Repeat every entry in the listing below, exactly.

Collected data entries:
★ ★ ★

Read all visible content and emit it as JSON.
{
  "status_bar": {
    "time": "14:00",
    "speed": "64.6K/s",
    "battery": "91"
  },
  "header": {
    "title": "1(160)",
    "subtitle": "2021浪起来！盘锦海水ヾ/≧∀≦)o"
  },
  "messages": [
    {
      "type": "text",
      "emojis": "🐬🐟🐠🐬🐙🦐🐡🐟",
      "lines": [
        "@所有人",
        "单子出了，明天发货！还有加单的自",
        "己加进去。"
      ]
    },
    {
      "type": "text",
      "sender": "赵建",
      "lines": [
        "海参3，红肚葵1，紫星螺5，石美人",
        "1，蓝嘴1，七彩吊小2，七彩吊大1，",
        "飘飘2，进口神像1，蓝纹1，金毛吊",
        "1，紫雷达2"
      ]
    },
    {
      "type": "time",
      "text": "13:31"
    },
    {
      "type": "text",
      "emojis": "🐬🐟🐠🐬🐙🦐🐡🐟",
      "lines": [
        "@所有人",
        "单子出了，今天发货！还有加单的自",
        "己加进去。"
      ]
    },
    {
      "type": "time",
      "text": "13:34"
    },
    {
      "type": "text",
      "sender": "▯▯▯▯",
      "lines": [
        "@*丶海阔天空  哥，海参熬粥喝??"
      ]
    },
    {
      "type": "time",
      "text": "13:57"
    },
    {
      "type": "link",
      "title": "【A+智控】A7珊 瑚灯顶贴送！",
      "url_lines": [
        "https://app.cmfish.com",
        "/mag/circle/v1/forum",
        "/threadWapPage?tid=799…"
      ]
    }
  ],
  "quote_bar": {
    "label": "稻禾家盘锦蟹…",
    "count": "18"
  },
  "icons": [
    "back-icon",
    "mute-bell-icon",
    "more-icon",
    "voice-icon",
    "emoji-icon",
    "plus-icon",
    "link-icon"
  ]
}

★ ★ ★

## Exercise response
Read all visible content and emit it as JSON.
{
  "status_bar": {
    "time": "14:00",
    "speed": "64.6K/s",
    "battery": "91"
  },
  "header": {
    "title": "1(160)",
    "subtitle": "2021浪起来！盘锦海水ヾ/≧∀≦)o"
  },
  "messages": [
    {
      "type": "text",
      "emojis": "🐬🐟🐠🐬🐙🦐🐡🐟",
      "lines": [
        "@所有人",
        "单子出了，明天发货！还有加单的自",
        "己加进去。"
      ]
    },
    {
      "type": "text",
      "sender": "赵建",
      "lines": [
        "海参3，红肚葵1，紫星螺5，石美人",
        "1，蓝嘴1，七彩吊小2，七彩吊大1，",
        "飘飘2，进口神像1，蓝纹1，金毛吊",
        "1，紫雷达2"
      ]
    },
    {
      "type": "time",
      "text": "13:31"
    },
    {
      "type": "text",
      "emojis": "🐬🐟🐠🐬🐙🦐🐡🐟",
      "lines": [
        "@所有人",
        "单子出了，今天发货！还有加单的自",
        "己加进去。"
      ]
    },
    {
      "type": "time",
      "text": "13:34"
    },
    {
      "type": "text",
      "sender": "▯▯▯▯",
      "lines": [
        "@*丶海阔天空  哥，海参熬粥喝??"
      ]
    },
    {
      "type": "time",
      "text": "13:57"
    },
    {
      "type": "link",
      "title": "【A+智控】A7珊 瑚灯顶贴送！",
      "url_lines": [
        "https://app.cmfish.com",
        "/mag/circle/v1/forum",
        "/threadWapPage?tid=799…"
      ]
    }
  ],
  "quote_bar": {
    "label": "稻禾家盘锦蟹…",
    "count": "18"
  },
  "icons": [
    "back-icon",
    "mute-bell-icon",
    "more-icon",
    "voice-icon",
    "emoji-icon",
    "plus-icon",
    "link-icon"
  ]
}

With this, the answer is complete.